*Stated goal:* Without including any images, repeat the data exactly.

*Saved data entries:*
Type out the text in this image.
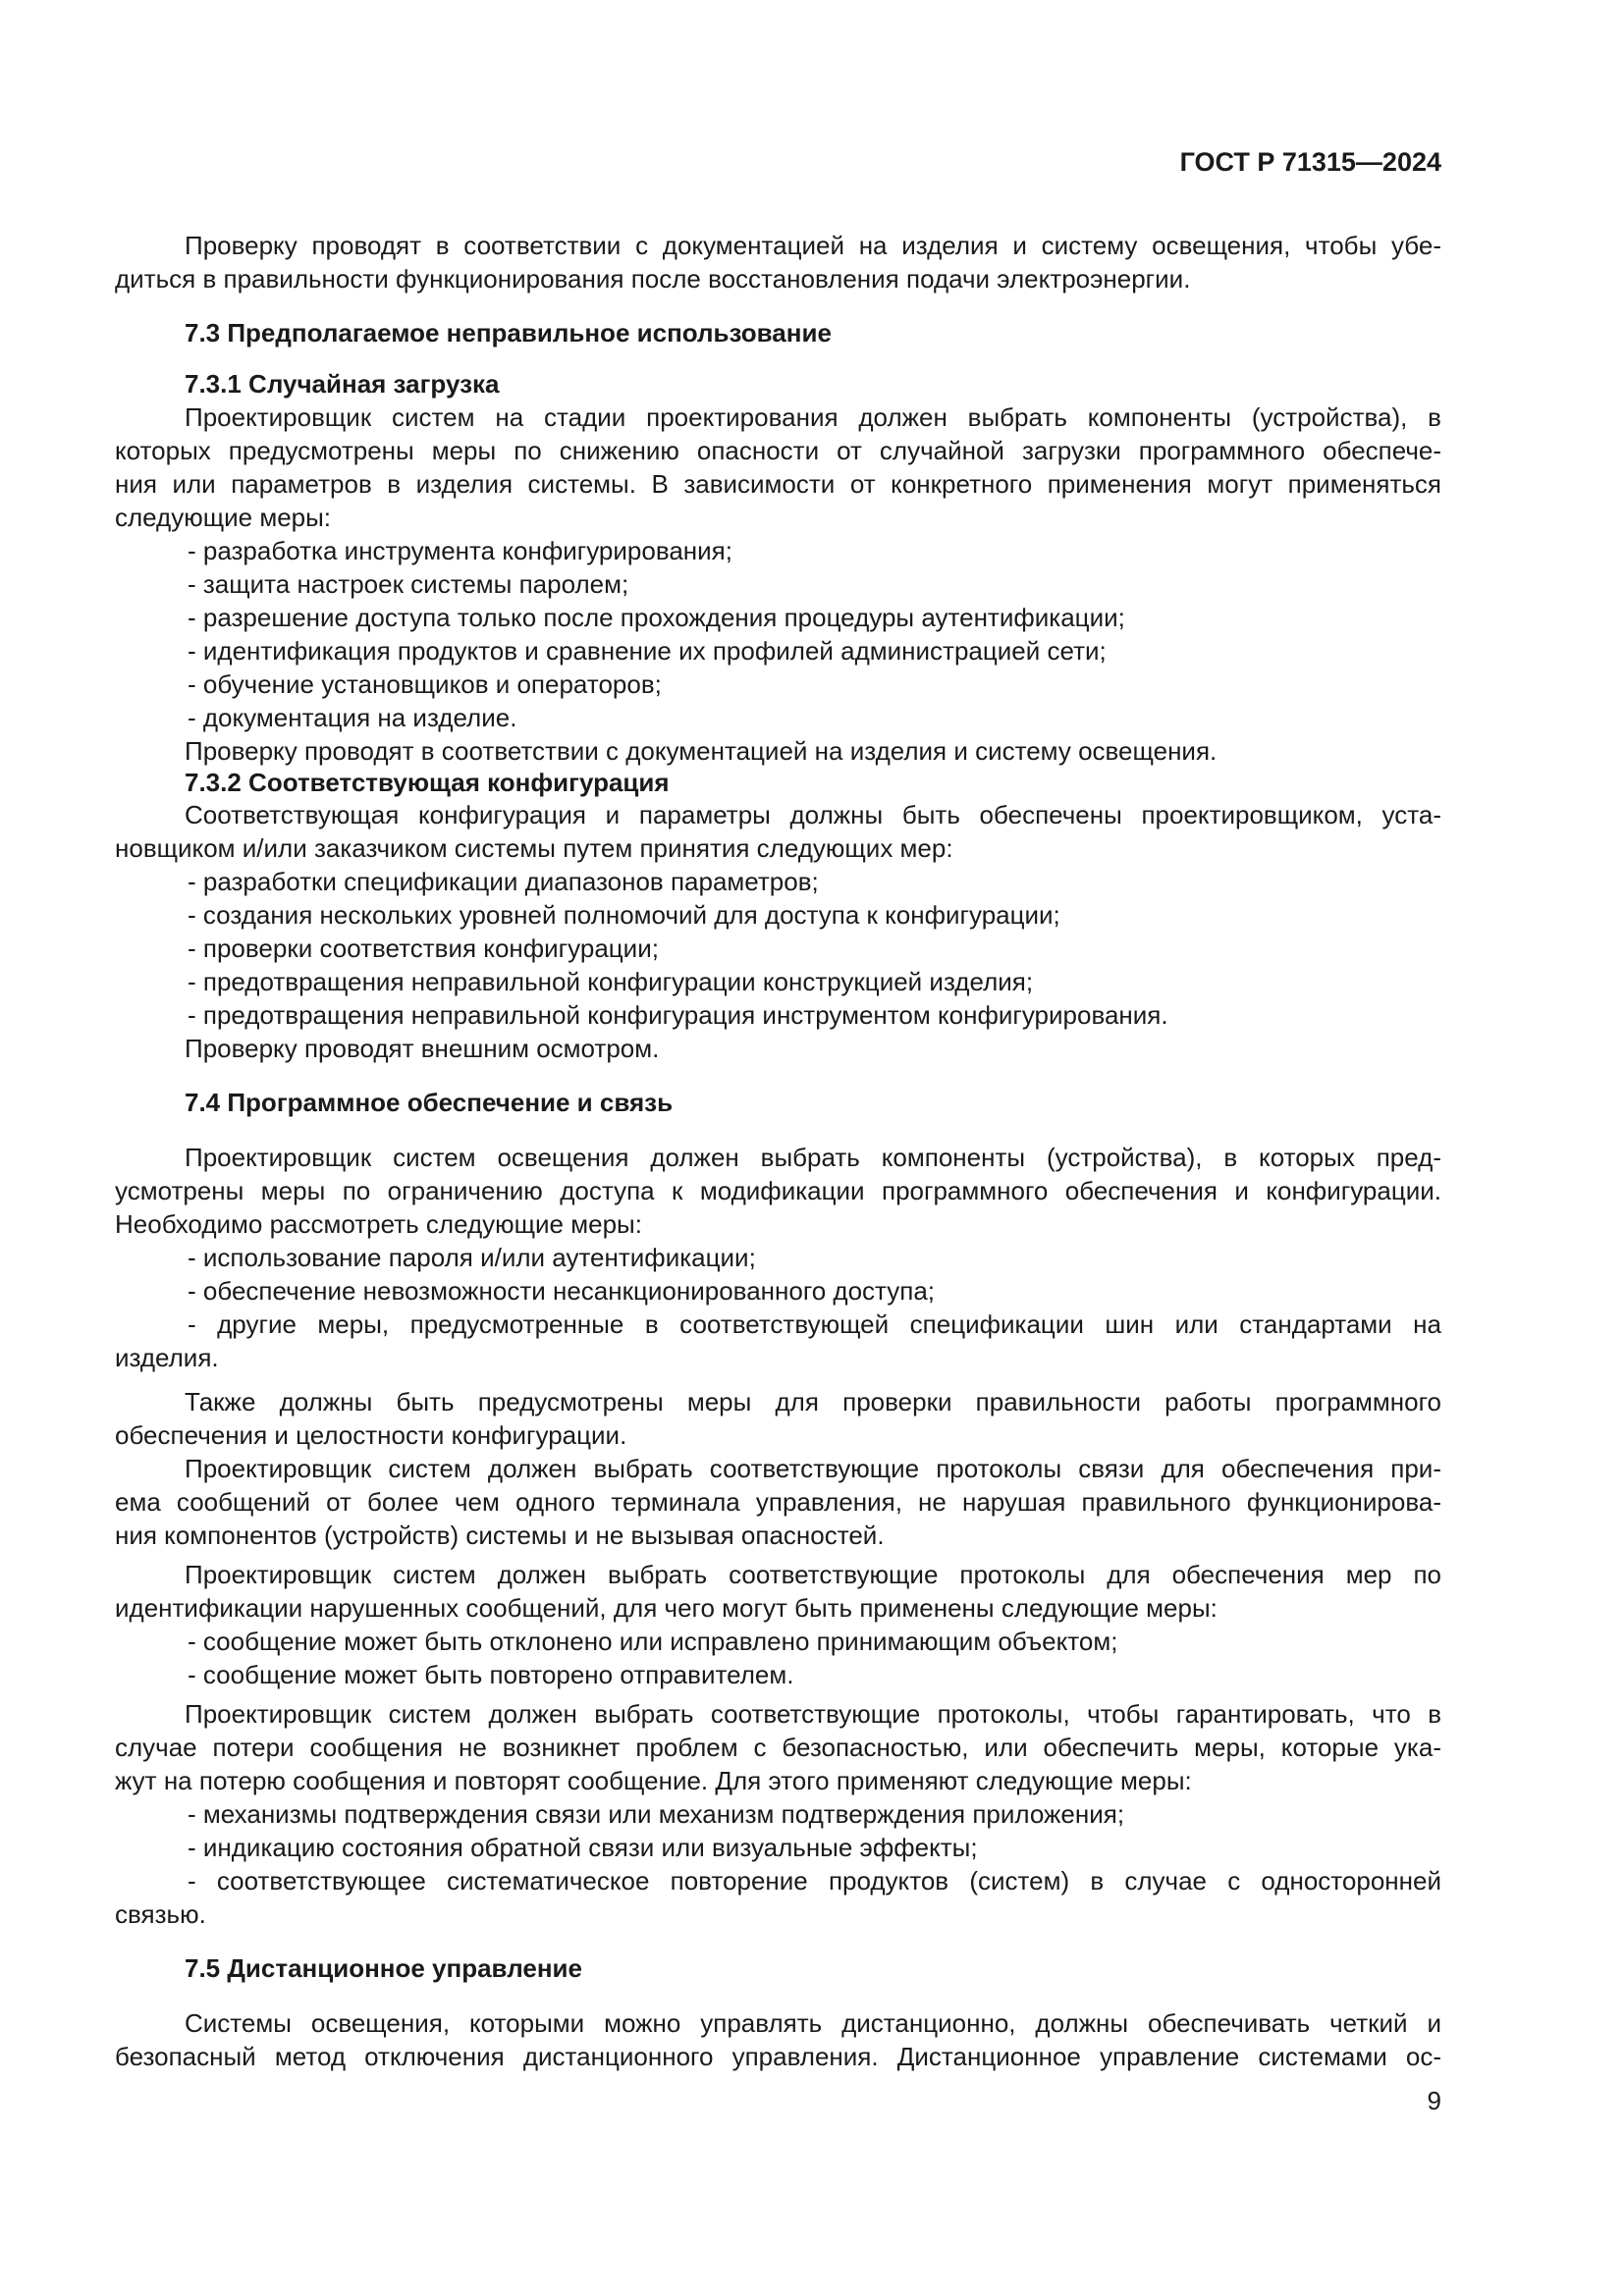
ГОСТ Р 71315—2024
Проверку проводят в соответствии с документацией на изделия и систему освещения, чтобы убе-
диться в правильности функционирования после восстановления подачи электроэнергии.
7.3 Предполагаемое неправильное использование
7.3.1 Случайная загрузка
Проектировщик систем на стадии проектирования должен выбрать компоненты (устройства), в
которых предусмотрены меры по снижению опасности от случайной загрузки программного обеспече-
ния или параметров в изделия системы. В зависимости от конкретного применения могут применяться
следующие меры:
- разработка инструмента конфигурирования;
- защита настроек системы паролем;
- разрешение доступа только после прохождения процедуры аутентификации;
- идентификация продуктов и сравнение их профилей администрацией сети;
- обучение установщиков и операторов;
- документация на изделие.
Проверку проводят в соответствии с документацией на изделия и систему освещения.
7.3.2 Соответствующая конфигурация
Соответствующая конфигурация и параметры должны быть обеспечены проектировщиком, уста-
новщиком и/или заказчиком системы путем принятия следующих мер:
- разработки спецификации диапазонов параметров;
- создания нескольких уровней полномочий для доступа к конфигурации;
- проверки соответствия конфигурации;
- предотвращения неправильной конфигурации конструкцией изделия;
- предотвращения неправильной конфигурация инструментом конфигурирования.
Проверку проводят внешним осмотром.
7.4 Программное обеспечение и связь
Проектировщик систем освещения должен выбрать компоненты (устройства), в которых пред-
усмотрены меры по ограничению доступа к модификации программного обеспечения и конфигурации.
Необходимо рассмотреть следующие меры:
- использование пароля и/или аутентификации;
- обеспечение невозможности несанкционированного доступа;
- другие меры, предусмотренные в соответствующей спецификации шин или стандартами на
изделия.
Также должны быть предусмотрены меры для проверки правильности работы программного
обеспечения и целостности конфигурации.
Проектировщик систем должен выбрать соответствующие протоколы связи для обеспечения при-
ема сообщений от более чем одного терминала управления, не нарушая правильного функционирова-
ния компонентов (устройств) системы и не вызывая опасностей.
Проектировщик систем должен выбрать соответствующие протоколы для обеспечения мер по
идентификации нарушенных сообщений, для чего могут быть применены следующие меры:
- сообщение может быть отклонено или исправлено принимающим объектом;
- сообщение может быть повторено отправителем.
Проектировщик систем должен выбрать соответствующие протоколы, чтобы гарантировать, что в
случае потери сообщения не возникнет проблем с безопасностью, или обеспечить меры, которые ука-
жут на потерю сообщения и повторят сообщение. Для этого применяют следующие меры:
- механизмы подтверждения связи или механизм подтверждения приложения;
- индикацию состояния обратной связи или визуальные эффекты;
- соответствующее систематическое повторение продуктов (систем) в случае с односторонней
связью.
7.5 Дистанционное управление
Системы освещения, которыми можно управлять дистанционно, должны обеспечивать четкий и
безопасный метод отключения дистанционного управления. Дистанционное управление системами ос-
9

*The output:*
Type out the text in this image.
ГОСТ Р 71315—2024
Проверку проводят в соответствии с документацией на изделия и систему освещения, чтобы убе-
диться в правильности функционирования после восстановления подачи электроэнергии.
7.3 Предполагаемое неправильное использование
7.3.1 Случайная загрузка
Проектировщик систем на стадии проектирования должен выбрать компоненты (устройства), в
которых предусмотрены меры по снижению опасности от случайной загрузки программного обеспече-
ния или параметров в изделия системы. В зависимости от конкретного применения могут применяться
следующие меры:
- разработка инструмента конфигурирования;
- защита настроек системы паролем;
- разрешение доступа только после прохождения процедуры аутентификации;
- идентификация продуктов и сравнение их профилей администрацией сети;
- обучение установщиков и операторов;
- документация на изделие.
Проверку проводят в соответствии с документацией на изделия и систему освещения.
7.3.2 Соответствующая конфигурация
Соответствующая конфигурация и параметры должны быть обеспечены проектировщиком, уста-
новщиком и/или заказчиком системы путем принятия следующих мер:
- разработки спецификации диапазонов параметров;
- создания нескольких уровней полномочий для доступа к конфигурации;
- проверки соответствия конфигурации;
- предотвращения неправильной конфигурации конструкцией изделия;
- предотвращения неправильной конфигурация инструментом конфигурирования.
Проверку проводят внешним осмотром.
7.4 Программное обеспечение и связь
Проектировщик систем освещения должен выбрать компоненты (устройства), в которых пред-
усмотрены меры по ограничению доступа к модификации программного обеспечения и конфигурации.
Необходимо рассмотреть следующие меры:
- использование пароля и/или аутентификации;
- обеспечение невозможности несанкционированного доступа;
- другие меры, предусмотренные в соответствующей спецификации шин или стандартами на
изделия.
Также должны быть предусмотрены меры для проверки правильности работы программного
обеспечения и целостности конфигурации.
Проектировщик систем должен выбрать соответствующие протоколы связи для обеспечения при-
ема сообщений от более чем одного терминала управления, не нарушая правильного функционирова-
ния компонентов (устройств) системы и не вызывая опасностей.
Проектировщик систем должен выбрать соответствующие протоколы для обеспечения мер по
идентификации нарушенных сообщений, для чего могут быть применены следующие меры:
- сообщение может быть отклонено или исправлено принимающим объектом;
- сообщение может быть повторено отправителем.
Проектировщик систем должен выбрать соответствующие протоколы, чтобы гарантировать, что в
случае потери сообщения не возникнет проблем с безопасностью, или обеспечить меры, которые ука-
жут на потерю сообщения и повторят сообщение. Для этого применяют следующие меры:
- механизмы подтверждения связи или механизм подтверждения приложения;
- индикацию состояния обратной связи или визуальные эффекты;
- соответствующее систематическое повторение продуктов (систем) в случае с односторонней
связью.
7.5 Дистанционное управление
Системы освещения, которыми можно управлять дистанционно, должны обеспечивать четкий и
безопасный метод отключения дистанционного управления. Дистанционное управление системами ос-
9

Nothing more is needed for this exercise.